= TASK TO CARRY OUT =
Using the material that follows, identify and copy each line with the string "circuit".

= Data entries =
┄┄┄┄┄┄┄┄┄┄┄┄┄┄┄┄┄┄┄┄

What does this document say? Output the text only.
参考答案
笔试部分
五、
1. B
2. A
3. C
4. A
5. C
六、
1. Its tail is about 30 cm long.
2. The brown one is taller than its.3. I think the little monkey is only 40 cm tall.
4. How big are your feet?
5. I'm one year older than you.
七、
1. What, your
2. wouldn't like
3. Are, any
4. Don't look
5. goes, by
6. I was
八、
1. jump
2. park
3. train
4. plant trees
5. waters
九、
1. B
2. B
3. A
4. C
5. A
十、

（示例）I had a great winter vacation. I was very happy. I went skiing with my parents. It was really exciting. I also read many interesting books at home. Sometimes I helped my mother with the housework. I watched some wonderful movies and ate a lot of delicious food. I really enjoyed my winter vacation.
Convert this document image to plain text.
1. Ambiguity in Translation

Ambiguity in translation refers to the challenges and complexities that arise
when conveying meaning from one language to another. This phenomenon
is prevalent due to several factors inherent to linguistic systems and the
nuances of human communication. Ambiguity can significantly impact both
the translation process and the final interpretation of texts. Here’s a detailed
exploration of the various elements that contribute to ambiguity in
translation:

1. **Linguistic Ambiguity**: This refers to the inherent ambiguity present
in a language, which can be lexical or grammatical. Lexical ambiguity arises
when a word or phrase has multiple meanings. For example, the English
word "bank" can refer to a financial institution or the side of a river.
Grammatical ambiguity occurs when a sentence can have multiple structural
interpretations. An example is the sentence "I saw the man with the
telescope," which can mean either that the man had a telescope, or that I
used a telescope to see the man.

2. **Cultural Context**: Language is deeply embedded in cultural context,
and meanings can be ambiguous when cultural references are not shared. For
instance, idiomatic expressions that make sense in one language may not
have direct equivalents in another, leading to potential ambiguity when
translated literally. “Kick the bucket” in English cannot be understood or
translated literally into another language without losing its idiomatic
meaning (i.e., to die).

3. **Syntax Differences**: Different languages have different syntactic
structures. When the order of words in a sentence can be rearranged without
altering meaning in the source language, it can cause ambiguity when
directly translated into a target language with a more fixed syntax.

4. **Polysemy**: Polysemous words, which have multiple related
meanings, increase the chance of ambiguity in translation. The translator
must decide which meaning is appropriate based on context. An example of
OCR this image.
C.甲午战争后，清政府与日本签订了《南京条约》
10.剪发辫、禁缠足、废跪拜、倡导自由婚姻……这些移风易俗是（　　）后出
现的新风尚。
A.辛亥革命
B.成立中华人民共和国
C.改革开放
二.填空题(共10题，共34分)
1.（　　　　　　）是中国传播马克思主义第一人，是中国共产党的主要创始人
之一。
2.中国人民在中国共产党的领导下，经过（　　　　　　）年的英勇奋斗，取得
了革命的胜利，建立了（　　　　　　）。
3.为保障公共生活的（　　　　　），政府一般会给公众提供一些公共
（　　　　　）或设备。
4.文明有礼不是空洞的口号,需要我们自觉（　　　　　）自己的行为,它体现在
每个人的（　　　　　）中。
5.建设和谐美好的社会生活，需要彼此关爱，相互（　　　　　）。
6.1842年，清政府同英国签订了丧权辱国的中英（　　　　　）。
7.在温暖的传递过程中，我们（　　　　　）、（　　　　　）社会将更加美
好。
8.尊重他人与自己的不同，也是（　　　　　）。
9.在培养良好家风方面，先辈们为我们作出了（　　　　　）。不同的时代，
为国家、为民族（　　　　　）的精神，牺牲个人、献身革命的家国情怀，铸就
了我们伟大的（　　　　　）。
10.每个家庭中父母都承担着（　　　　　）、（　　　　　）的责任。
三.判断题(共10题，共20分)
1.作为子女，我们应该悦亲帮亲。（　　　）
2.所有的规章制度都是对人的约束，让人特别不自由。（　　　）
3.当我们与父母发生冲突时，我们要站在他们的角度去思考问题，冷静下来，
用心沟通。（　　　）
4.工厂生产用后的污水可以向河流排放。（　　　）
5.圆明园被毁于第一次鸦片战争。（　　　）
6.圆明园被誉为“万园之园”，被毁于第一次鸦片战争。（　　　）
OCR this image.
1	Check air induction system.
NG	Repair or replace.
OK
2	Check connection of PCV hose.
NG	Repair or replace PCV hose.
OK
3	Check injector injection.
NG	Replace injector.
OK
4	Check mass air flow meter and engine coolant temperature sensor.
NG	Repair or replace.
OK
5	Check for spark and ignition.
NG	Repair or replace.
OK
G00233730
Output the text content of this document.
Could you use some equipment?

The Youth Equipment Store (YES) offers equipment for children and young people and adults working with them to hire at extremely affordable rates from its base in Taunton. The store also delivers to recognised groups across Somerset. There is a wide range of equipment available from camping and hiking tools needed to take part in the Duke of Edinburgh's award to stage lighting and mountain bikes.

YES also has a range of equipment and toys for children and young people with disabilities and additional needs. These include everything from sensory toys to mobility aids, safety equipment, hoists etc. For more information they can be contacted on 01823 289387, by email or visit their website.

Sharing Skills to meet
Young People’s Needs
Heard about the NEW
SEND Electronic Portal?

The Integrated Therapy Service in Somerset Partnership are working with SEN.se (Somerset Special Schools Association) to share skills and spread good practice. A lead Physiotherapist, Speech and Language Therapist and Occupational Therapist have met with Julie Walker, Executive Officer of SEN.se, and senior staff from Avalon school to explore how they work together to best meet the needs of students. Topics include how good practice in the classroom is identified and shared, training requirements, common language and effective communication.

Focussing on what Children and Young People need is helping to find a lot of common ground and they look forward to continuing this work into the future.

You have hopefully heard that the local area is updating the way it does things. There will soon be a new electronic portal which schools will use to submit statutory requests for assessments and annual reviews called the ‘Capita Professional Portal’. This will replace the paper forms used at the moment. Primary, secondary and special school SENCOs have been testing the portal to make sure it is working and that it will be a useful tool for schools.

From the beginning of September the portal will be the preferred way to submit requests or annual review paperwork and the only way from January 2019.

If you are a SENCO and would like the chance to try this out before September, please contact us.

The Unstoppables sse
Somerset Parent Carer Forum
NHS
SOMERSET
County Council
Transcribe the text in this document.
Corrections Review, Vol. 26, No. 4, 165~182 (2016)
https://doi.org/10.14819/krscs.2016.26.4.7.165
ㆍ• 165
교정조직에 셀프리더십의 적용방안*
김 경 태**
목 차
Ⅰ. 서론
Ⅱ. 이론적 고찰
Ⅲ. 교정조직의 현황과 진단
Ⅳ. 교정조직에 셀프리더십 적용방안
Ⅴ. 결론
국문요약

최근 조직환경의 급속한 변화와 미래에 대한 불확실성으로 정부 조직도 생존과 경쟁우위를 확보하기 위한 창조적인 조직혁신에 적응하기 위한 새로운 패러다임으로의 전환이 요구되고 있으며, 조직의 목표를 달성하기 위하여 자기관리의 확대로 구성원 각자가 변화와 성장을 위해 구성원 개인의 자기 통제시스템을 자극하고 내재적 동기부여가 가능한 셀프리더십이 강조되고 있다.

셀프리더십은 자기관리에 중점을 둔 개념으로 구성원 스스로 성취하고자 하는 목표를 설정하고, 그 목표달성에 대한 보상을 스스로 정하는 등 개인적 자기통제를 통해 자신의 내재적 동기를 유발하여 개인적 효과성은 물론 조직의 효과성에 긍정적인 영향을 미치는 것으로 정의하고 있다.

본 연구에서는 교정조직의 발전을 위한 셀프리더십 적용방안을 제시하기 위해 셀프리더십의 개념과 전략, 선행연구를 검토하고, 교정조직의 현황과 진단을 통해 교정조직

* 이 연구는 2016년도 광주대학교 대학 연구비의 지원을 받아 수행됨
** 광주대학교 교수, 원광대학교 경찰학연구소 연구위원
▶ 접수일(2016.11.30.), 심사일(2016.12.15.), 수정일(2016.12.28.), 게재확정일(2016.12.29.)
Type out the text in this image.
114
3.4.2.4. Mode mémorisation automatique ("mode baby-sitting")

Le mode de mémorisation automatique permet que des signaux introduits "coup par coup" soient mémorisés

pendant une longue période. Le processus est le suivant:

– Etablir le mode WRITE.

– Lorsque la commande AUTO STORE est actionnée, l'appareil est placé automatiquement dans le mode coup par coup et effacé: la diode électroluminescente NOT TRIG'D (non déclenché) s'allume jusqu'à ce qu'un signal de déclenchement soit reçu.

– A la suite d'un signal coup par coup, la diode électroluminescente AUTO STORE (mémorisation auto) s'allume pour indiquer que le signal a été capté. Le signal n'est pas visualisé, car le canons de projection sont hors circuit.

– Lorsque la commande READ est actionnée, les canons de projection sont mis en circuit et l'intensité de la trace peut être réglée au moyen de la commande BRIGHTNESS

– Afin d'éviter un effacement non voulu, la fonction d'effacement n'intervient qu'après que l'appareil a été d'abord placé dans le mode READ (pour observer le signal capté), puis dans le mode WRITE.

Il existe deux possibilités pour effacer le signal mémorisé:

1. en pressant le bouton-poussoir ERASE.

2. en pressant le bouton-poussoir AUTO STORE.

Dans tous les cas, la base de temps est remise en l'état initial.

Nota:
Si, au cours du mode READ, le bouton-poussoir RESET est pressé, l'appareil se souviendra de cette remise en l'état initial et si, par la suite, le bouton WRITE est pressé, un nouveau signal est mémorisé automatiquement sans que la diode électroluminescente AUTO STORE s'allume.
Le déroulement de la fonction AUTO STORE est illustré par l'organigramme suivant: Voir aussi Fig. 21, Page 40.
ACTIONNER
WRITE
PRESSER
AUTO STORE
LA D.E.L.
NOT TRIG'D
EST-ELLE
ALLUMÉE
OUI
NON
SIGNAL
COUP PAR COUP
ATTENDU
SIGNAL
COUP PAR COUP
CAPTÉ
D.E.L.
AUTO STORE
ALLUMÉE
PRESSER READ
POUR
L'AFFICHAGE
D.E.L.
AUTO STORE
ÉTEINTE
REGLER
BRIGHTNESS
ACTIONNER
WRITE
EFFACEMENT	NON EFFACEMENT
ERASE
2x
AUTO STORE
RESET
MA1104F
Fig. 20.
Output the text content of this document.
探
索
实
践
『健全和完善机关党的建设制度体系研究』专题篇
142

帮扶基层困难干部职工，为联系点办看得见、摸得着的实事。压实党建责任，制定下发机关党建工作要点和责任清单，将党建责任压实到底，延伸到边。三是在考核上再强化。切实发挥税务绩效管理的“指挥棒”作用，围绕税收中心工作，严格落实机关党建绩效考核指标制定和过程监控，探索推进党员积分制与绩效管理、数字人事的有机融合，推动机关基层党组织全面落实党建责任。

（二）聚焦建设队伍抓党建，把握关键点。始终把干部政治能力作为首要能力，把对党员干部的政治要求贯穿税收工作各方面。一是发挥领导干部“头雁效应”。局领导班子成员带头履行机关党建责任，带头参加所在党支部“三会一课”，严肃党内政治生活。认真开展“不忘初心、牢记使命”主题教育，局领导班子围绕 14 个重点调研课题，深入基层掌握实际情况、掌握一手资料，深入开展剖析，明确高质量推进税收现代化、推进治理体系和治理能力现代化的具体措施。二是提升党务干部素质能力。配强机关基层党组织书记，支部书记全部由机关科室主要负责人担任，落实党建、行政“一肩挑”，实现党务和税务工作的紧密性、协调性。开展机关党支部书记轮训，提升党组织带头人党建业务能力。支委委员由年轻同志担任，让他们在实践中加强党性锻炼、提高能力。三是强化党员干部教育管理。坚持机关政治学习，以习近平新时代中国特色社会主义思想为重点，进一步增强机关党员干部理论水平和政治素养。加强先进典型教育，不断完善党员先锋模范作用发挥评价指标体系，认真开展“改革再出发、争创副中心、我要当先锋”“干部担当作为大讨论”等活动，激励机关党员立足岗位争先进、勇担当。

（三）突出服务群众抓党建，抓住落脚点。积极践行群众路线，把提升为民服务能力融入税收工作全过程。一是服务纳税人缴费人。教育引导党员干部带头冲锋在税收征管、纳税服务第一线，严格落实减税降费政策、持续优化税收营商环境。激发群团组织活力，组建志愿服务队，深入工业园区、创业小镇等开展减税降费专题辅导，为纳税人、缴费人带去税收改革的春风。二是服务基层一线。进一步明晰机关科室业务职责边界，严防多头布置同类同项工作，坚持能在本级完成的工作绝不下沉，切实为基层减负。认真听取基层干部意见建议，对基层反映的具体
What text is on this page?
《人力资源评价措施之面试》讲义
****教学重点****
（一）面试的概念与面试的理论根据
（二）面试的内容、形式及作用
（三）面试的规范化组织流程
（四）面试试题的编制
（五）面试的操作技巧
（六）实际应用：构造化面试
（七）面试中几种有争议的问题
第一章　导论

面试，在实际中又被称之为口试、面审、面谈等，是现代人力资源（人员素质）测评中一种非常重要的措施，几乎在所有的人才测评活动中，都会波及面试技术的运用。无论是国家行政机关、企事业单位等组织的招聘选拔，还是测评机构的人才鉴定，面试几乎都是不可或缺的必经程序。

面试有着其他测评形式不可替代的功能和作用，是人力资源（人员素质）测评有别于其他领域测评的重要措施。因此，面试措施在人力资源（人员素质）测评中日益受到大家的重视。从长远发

┄┄┄┄┄┄┄┄┄┄┄┄┄┄┄┄┄┄┄┄

= WORKED SOLUTION =
– A la suite d'un signal coup par coup, la diode électroluminescente AUTO STORE (mémorisation auto) s'allume pour indiquer que le signal a été capté. Le signal n'est pas visualisé, car le canons de projection sont hors circuit.
– Lorsque la commande READ est actionnée, les canons de projection sont mis en circuit et l'intensité de la trace peut être réglée au moyen de la commande BRIGHTNESS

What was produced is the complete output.